Instructions to follow:
Write out every record in full, exactly as written, please.

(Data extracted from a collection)
┄┄┄┄┄┄┄┄┄┄┄┄┄┄┄┄┄┄┄┄

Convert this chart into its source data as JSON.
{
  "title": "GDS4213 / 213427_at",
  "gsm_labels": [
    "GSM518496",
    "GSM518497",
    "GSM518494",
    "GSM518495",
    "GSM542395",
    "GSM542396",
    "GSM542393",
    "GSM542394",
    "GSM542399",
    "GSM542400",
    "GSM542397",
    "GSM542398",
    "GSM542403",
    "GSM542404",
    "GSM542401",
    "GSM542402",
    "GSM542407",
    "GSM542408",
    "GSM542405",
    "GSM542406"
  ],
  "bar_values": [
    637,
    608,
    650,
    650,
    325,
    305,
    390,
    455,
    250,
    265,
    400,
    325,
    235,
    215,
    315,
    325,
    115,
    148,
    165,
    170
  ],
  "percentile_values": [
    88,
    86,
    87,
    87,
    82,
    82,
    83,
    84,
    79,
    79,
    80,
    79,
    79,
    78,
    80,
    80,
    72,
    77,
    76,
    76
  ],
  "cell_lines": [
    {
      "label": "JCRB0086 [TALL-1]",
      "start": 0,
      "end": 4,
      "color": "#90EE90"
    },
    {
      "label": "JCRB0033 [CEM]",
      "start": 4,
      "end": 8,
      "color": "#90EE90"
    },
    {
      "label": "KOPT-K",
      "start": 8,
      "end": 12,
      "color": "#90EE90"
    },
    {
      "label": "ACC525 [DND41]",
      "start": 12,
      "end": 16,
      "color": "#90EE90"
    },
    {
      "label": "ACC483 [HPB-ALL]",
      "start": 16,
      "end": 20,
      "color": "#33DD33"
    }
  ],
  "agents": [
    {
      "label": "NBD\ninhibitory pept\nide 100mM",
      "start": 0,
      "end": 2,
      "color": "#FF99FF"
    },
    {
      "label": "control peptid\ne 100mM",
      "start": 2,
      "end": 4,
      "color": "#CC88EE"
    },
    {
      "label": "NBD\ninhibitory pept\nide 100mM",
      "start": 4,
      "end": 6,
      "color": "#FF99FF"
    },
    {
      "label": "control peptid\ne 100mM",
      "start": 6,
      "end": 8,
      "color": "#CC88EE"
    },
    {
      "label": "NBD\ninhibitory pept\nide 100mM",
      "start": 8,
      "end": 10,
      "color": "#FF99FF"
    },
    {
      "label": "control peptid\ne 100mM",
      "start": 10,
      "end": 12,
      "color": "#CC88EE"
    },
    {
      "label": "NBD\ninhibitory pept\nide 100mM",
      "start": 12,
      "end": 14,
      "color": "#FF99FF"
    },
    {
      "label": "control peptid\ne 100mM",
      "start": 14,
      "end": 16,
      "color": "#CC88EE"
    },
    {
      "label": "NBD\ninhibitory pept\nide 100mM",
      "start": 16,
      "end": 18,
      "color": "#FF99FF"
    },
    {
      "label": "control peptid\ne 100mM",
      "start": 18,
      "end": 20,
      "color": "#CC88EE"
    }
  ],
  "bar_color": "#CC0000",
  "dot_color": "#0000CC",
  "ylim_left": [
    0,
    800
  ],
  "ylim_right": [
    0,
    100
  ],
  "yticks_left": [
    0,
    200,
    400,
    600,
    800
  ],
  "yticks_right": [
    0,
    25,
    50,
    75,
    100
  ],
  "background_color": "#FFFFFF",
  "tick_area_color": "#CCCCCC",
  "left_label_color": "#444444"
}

┄┄┄┄┄┄┄┄┄┄┄┄┄┄┄┄┄┄┄┄

Exercise result:
Convert this chart into its source data as JSON.
{
  "title": "GDS4213 / 213427_at",
  "gsm_labels": [
    "GSM518496",
    "GSM518497",
    "GSM518494",
    "GSM518495",
    "GSM542395",
    "GSM542396",
    "GSM542393",
    "GSM542394",
    "GSM542399",
    "GSM542400",
    "GSM542397",
    "GSM542398",
    "GSM542403",
    "GSM542404",
    "GSM542401",
    "GSM542402",
    "GSM542407",
    "GSM542408",
    "GSM542405",
    "GSM542406"
  ],
  "bar_values": [
    637,
    608,
    650,
    650,
    325,
    305,
    390,
    455,
    250,
    265,
    400,
    325,
    235,
    215,
    315,
    325,
    115,
    148,
    165,
    170
  ],
  "percentile_values": [
    88,
    86,
    87,
    87,
    82,
    82,
    83,
    84,
    79,
    79,
    80,
    79,
    79,
    78,
    80,
    80,
    72,
    77,
    76,
    76
  ],
  "cell_lines": [
    {
      "label": "JCRB0086 [TALL-1]",
      "start": 0,
      "end": 4,
      "color": "#90EE90"
    },
    {
      "label": "JCRB0033 [CEM]",
      "start": 4,
      "end": 8,
      "color": "#90EE90"
    },
    {
      "label": "KOPT-K",
      "start": 8,
      "end": 12,
      "color": "#90EE90"
    },
    {
      "label": "ACC525 [DND41]",
      "start": 12,
      "end": 16,
      "color": "#90EE90"
    },
    {
      "label": "ACC483 [HPB-ALL]",
      "start": 16,
      "end": 20,
      "color": "#33DD33"
    }
  ],
  "agents": [
    {
      "label": "NBD\ninhibitory pept\nide 100mM",
      "start": 0,
      "end": 2,
      "color": "#FF99FF"
    },
    {
      "label": "control peptid\ne 100mM",
      "start": 2,
      "end": 4,
      "color": "#CC88EE"
    },
    {
      "label": "NBD\ninhibitory pept\nide 100mM",
      "start": 4,
      "end": 6,
      "color": "#FF99FF"
    },
    {
      "label": "control peptid\ne 100mM",
      "start": 6,
      "end": 8,
      "color": "#CC88EE"
    },
    {
      "label": "NBD\ninhibitory pept\nide 100mM",
      "start": 8,
      "end": 10,
      "color": "#FF99FF"
    },
    {
      "label": "control peptid\ne 100mM",
      "start": 10,
      "end": 12,
      "color": "#CC88EE"
    },
    {
      "label": "NBD\ninhibitory pept\nide 100mM",
      "start": 12,
      "end": 14,
      "color": "#FF99FF"
    },
    {
      "label": "control peptid\ne 100mM",
      "start": 14,
      "end": 16,
      "color": "#CC88EE"
    },
    {
      "label": "NBD\ninhibitory pept\nide 100mM",
      "start": 16,
      "end": 18,
      "color": "#FF99FF"
    },
    {
      "label": "control peptid\ne 100mM",
      "start": 18,
      "end": 20,
      "color": "#CC88EE"
    }
  ],
  "bar_color": "#CC0000",
  "dot_color": "#0000CC",
  "ylim_left": [
    0,
    800
  ],
  "ylim_right": [
    0,
    100
  ],
  "yticks_left": [
    0,
    200,
    400,
    600,
    800
  ],
  "yticks_right": [
    0,
    25,
    50,
    75,
    100
  ],
  "background_color": "#FFFFFF",
  "tick_area_color": "#CCCCCC",
  "left_label_color": "#444444"
}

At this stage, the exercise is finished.